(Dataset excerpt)
:::::
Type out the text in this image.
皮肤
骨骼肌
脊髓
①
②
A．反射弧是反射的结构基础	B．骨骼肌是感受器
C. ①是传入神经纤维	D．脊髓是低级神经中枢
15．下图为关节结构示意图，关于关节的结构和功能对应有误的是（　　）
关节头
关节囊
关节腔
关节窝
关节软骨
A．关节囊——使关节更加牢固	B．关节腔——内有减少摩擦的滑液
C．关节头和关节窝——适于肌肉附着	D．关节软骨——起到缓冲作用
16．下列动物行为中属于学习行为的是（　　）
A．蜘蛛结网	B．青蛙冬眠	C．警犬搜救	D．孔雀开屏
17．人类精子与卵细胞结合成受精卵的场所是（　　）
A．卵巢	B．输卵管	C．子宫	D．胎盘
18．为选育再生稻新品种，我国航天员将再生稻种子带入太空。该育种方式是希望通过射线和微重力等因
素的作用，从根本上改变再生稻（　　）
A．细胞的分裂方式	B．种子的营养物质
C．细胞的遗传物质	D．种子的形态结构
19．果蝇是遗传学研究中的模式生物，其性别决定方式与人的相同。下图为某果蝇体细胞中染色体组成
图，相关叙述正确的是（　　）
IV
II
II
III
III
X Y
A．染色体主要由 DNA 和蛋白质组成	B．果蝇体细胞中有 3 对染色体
:::::
**Given instruction**: Please repeat all the records above exactly as they appear.

**Written reply**:
Type out the text in this image.
皮肤
骨骼肌
脊髓
①
②
A．反射弧是反射的结构基础	B．骨骼肌是感受器
C. ①是传入神经纤维	D．脊髓是低级神经中枢
15．下图为关节结构示意图，关于关节的结构和功能对应有误的是（　　）
关节头
关节囊
关节腔
关节窝
关节软骨
A．关节囊——使关节更加牢固	B．关节腔——内有减少摩擦的滑液
C．关节头和关节窝——适于肌肉附着	D．关节软骨——起到缓冲作用
16．下列动物行为中属于学习行为的是（　　）
A．蜘蛛结网	B．青蛙冬眠	C．警犬搜救	D．孔雀开屏
17．人类精子与卵细胞结合成受精卵的场所是（　　）
A．卵巢	B．输卵管	C．子宫	D．胎盘
18．为选育再生稻新品种，我国航天员将再生稻种子带入太空。该育种方式是希望通过射线和微重力等因
素的作用，从根本上改变再生稻（　　）
A．细胞的分裂方式	B．种子的营养物质
C．细胞的遗传物质	D．种子的形态结构
19．果蝇是遗传学研究中的模式生物，其性别决定方式与人的相同。下图为某果蝇体细胞中染色体组成
图，相关叙述正确的是（　　）
IV
II
II
III
III
X Y
A．染色体主要由 DNA 和蛋白质组成	B．果蝇体细胞中有 3 对染色体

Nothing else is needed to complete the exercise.